> WORK INSTRUCTIONS
A - Answer these questions using the interview transcript on braille music:
(i) What website does Bill name as a good starting place?
(ii) What organization sponsors that website?
(iii) What does IEP stand for?
B - In the interview transcript on braille music, rewrite the paragraph beginning "The other one is, as you know" more briefly, keeping its main facts.
C - Proceed with the interview transcript on braille music from the point where it stops.

> SOURCE TEXT
• • • •

And as my buddy Marcus Roberts says, “Why can’t blind kids just be average? You know? Why do have to get the super gifted kids who want to learn and go to college, suddenly we’re teaching them braille music? That’s great. But we should have been teaching them braille music right from the get-go.” And it’s not happening. So I don’t know how to change that, but I’d like to try. In fact, I’d really like to be the braille music czar of America, and I could see to it that any kid in this country who wants to learn braille music can.
And any teacher who has a kid who wants to be in the band, orchestra, or chorus, will have the tools to teach it, and teach it well, and not say, hey, would you like to learn braille music? No, it’s like, you’re in the band. We love it. You’re part of the group. We’re going to teach you braille music. And you’re going to be like everyone else who’s sitting beside you who can see the print music. We’re teaching them to read it, too. Some of them are going to pay attention and learn it. Some of them aren’t.
GLEN: If I’m a parent, I have a kid who seems like they might be musically gifted, where do I go? It doesn’t feel like there’s any place to go for one-stop shopping to figure out everything there is to know about blindness and music and what the tools are that are available.
BILL: A good starting place is look at a website called menvi.org, M E N V I dot O R G, Music Education Network for the Visually Impaired. And Dancing Dots sponsors MENVI. But it’s not just about our software. In fact, we talk about software once in a while, but a lot of the questions are from parents. Hey, my kid wants to be in the marching band. Is this doable? Does anybody – what have you guys done? Anybody else done this? And other people write in to the listserv and say this is what we did, and this is what we did.
The other one is, as you know, there’s something called an IEP, an Individual Education Plan that by law has to be written up for every student in the country who has a disability. And it’s not just with music. If it’s something that you want your kid to learn in science or math or whatever it is, it really is good to get it documented and get a plan in place, and it will happen.
GLEN: But you have to know what’s possible.
BILL: Exactly. And sometimes you don’t know what you don’t know. The classic example; right?
GLEN: Yeah.

• • • •

> SUPPLIED DATA
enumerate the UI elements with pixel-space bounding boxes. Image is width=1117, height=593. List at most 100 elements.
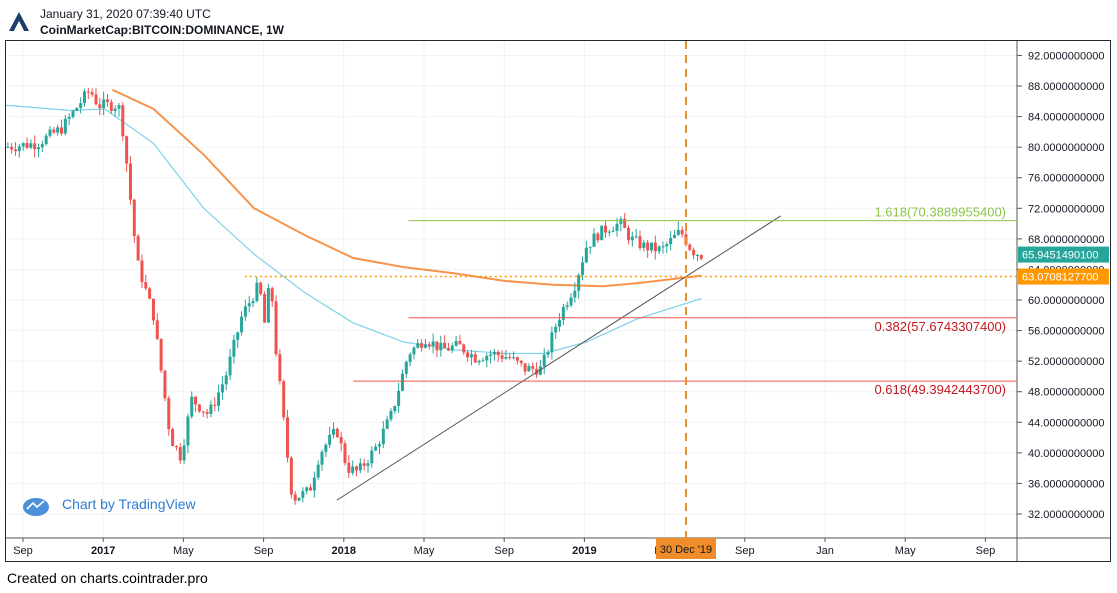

• • • •

> RESPONSES
A -
(i) menvi.org, the Music Education Network for the Visually Impaired
(ii) Dancing Dots
(iii) Individual Education Plan

B - Another resource is the IEP, or Individual Education Plan, which the law requires for every student in the country with a disability. It covers more than music, including science, math, or any other subject. Documenting what you want your child to learn and putting a plan in place makes it happen.

C -
BILL: But, I mean, I had a parent who was so frustrated with his school district because they weren’t teaching his son braille music. And he went to the IEP meeting and presented the idea of him learning braille music. And the people at the meeting said, well, that’s a good idea and everything. But since he has perfect pitch and a great memory, why don’t we just have someone make a really good recording of his band parts, and he can study them, and that’s the way we’ll accommodate him.
And the parents said, “I will accept that solution under one condition.” And they said, “What’s that?” “That you do that for everyone in the band, and you don’t give anybody any sheet music.” And of course you could have heard a pin drop. And he made a wonderful point. But he kind of voted with his feet because a year later they were home schooling their son.
And let me say this, too, to people who have musical kids. Take them out to hear real people playing music together. That’s something that I didn’t get to hear until I was 14. My parents played the radio. And when I was 14 a neighbor kid called me and said, “My mom’s making me go to hear this thing called ‘The Messiah.’ Would you go with me?” And I was like, “I’m not doing anything. I’ll go.” I didn’t even know what that was. I sat down, there was a little chamber orchestra, it was a good chorus with some good soloists, and I was – I was like George Gershwin, who wrote that song, you know, “How Long Has This Been Going On?”
GLEN: Yeah.
BILL: I was like, whoa. What’s this? So, yeah. Along with all the practical stuff with the IEP and going to MENVI.org, really get your kid out there and listening. Recordings are great. I’m not saying don’t listen to recordings. But the best thing is to go and hear people making music together.
GLEN: If you are a blind musician, and you’re part of an orchestra, how does the conductor conduct you?
BILL: Wow. I love talking to you, Glen, because you’ve either done your homework or you just naturally think about – you’re a problem solver, and this is a big problem. For me, at least, in my experience it’s a communication challenge, and it’s a marketing issue. I had a conductor in college, and he expressed the same concern. And I told him some things like, well, you know, what I do is I listen to everyone around me. And when you raise your hand to give the downbeat, I’m kind of ready, and I hear them breathe in, and I know it’s time to play. And that would work for me. I also, you know, in college and high school you rehearse a lot, and you kind of get to know. And I would memorize the piece.
And this was my college conductor. I wanted to be in the wind ensemble. And he said, you know, we have a really good jazz program here. I said, yeah, I know, I’m going to do that, I want to do that, but I really want to play this kind of music. And he said, “Well, then, you know, I don’t know how you’re going to follow me.” And I said, “Well, unless we try it, we’ll never know.” And so he said okay. And we tried it. And it went, from my perspective, it went really well. But he never brought the subject up again. But then I got an A for the course. So I guess, well, okay, I guess it was good.
And a couple years later I met up with a kid who I had known from my high school band festival days. And he said, “Oh, you’re the guy I’ve been hearing about.” And I said, “What do you mean?” He said, “Well, our conductor” – he’s the same guy that conducted our group, did something with them. He said, “He’s always telling us when we come in at the wrong time, ‘I got a blind guy over there at the other University, he never misses an entrance, and you guys are blowing it.’” So it was a very left-handed compliment, but I accepted it. It was really fun to hear that.
GLEN: But it sounds like there’s no...
BILL: But it’s a problem.
GLEN: But it sounds like there’s no direct way.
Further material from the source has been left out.